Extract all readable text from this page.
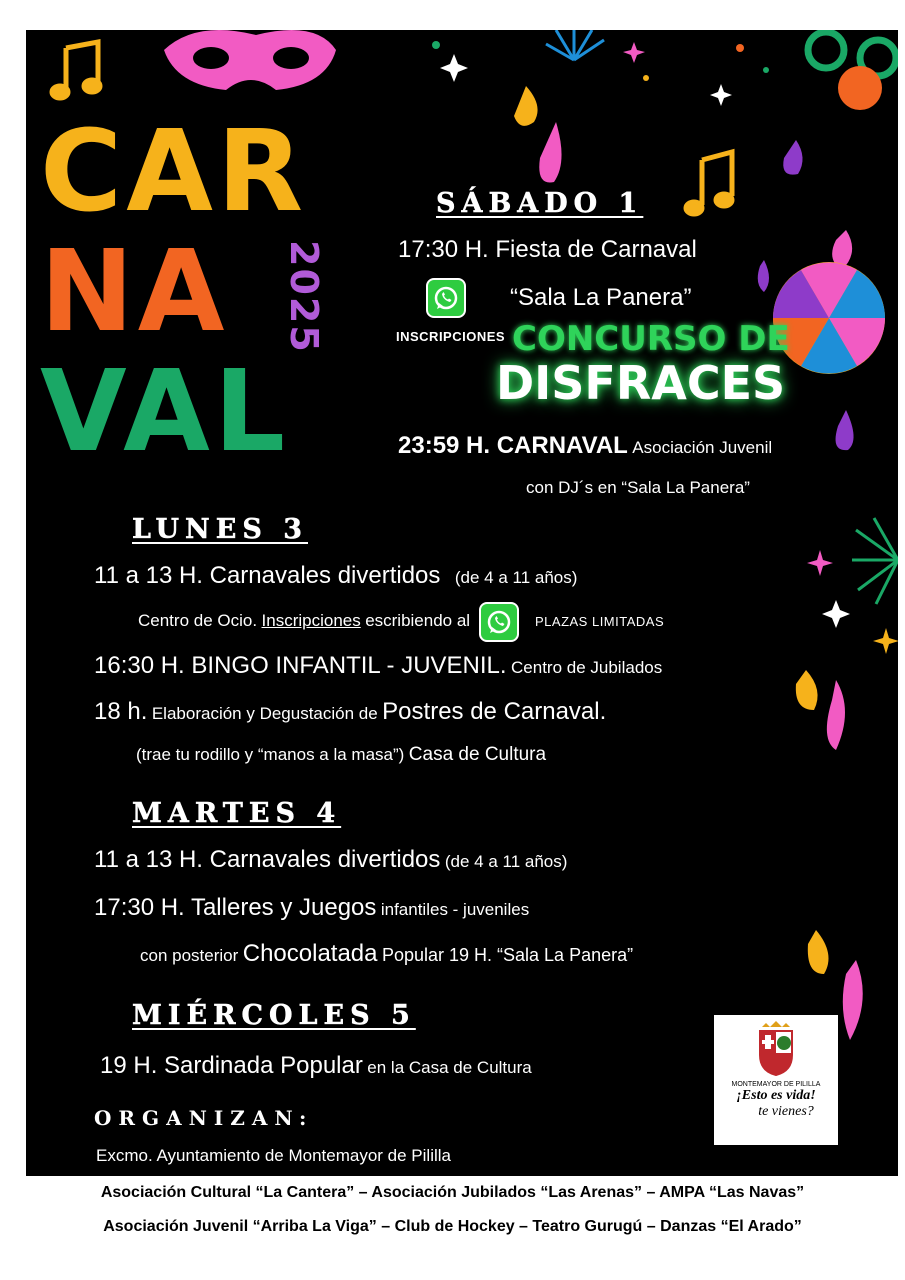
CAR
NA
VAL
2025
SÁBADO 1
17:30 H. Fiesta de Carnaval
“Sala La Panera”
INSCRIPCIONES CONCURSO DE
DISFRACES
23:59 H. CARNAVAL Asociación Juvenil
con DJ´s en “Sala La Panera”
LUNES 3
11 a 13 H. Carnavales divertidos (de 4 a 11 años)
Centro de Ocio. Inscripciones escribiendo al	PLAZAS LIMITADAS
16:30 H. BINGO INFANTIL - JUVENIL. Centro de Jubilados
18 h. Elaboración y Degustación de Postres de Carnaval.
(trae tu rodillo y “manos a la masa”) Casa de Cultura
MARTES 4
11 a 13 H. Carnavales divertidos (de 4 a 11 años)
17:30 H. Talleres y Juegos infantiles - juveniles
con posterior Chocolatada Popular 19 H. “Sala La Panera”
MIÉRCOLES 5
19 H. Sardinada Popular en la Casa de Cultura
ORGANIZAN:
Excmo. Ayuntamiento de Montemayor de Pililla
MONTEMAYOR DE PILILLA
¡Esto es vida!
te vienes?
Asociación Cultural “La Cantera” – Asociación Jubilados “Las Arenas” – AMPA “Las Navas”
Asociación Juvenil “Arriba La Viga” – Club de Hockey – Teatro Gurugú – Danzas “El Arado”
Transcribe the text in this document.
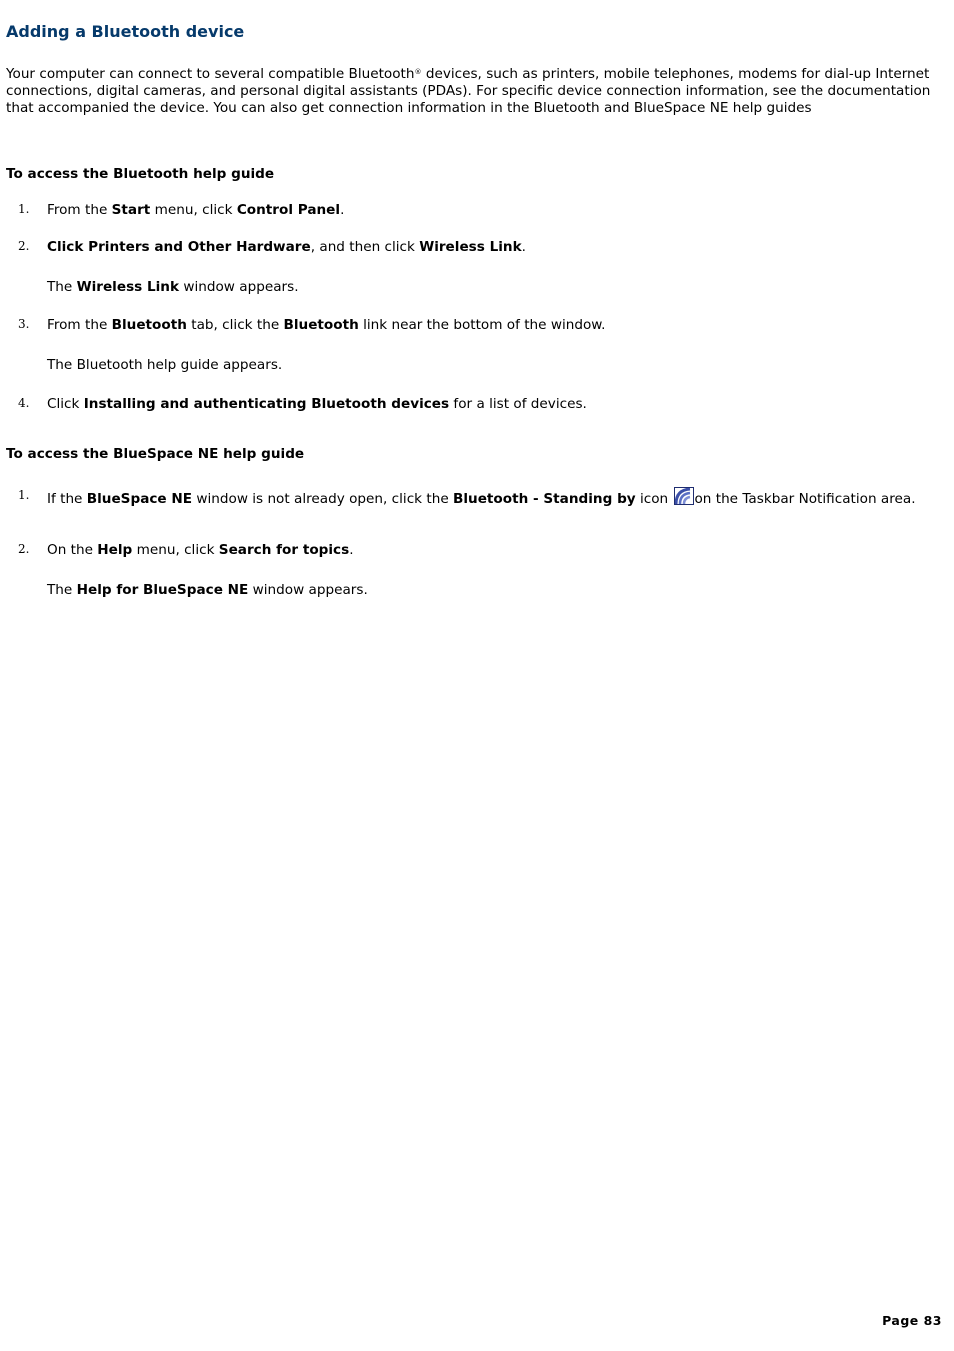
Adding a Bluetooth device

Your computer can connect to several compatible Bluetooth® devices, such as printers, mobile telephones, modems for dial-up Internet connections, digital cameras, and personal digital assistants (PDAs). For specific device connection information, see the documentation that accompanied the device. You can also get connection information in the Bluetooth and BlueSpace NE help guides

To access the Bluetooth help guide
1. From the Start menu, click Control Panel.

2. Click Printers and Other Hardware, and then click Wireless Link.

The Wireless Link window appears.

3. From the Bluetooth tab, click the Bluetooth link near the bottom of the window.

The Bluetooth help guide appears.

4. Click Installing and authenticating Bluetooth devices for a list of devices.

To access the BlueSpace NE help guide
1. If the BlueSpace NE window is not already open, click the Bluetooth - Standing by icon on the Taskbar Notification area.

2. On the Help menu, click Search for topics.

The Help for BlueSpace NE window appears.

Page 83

==

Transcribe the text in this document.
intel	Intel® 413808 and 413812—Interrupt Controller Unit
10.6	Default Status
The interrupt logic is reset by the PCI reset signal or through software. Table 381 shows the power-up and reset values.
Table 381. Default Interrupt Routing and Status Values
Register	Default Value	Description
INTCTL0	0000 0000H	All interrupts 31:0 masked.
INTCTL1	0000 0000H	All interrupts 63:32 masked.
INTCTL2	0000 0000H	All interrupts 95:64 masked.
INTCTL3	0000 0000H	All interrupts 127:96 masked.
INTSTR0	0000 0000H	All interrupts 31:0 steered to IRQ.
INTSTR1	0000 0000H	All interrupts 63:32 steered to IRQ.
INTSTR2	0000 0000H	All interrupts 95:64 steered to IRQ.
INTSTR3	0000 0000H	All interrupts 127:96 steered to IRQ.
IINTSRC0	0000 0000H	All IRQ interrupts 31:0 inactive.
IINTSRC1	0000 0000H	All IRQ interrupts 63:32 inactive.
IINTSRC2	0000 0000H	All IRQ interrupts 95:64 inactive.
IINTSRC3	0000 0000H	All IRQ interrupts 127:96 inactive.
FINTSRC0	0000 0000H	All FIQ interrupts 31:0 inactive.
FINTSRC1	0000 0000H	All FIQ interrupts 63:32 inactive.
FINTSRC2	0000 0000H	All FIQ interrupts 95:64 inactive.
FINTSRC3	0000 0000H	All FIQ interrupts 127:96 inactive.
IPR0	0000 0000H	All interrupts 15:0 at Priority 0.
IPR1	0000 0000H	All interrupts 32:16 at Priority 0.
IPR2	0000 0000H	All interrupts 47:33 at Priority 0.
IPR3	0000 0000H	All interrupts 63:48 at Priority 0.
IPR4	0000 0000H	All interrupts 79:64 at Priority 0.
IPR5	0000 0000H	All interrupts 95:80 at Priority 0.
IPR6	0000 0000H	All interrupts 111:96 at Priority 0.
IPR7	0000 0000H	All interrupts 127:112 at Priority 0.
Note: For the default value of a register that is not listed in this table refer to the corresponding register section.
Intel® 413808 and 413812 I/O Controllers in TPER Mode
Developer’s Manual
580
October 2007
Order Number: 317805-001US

▶ Exercise requirements
Find the word "Popular" in the data and copy out each line where it turns up.

▶ Reply
con posterior Chocolatada Popular 19 H. “Sala La Panera”
19 H. Sardinada Popular en la Casa de Cultura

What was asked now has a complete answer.